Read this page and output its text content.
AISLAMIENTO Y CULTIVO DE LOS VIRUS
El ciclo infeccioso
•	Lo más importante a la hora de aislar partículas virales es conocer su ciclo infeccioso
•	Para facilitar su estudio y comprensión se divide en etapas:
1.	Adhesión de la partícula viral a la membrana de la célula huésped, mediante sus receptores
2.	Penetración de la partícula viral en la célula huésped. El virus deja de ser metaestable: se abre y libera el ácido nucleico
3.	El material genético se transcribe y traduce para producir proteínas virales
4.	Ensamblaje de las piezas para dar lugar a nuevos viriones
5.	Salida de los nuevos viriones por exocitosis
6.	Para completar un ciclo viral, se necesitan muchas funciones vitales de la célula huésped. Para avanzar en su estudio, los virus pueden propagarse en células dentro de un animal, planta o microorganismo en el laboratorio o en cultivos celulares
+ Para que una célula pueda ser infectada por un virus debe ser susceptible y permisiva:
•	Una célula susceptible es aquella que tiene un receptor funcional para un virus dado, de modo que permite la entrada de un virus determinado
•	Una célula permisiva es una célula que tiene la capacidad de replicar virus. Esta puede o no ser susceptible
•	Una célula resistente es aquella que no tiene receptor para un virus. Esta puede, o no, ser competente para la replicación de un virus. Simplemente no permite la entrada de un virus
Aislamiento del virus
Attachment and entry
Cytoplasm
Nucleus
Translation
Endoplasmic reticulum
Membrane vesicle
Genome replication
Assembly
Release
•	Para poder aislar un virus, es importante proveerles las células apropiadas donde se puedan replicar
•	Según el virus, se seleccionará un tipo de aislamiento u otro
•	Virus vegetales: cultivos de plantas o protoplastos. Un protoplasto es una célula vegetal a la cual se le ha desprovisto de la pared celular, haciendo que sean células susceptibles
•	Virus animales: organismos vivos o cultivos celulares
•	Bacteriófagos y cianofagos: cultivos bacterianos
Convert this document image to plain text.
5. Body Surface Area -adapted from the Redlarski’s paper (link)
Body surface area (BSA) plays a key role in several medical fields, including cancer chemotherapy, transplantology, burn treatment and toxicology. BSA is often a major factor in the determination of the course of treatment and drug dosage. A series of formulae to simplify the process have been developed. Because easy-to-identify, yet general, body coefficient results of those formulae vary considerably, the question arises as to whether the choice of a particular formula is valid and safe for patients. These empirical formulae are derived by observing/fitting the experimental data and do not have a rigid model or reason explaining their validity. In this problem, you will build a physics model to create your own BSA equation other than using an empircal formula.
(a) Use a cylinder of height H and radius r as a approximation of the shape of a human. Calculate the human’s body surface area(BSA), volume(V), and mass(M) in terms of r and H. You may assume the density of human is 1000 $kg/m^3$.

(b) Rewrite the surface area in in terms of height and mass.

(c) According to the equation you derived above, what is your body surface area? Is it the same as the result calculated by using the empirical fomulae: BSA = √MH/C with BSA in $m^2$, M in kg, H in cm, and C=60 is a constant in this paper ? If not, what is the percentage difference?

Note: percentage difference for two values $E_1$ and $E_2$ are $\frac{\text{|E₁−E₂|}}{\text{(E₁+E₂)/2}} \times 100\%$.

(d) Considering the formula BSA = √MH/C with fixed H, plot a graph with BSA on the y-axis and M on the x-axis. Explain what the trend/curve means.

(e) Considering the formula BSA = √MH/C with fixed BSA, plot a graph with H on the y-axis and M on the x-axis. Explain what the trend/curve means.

§ **PROBLEM DETAILS**
Find the word "plot" in the entries above. Copy every line that has it.

§ **RESPONSE TO THIS TASK**
(d) Considering the formula BSA = √MH/C with fixed H, plot a graph with BSA on the y-axis and M on the x-axis. Explain what the trend/curve means.
(e) Considering the formula BSA = √MH/C with fixed BSA, plot a graph with H on the y-axis and M on the x-axis. Explain what the trend/curve means.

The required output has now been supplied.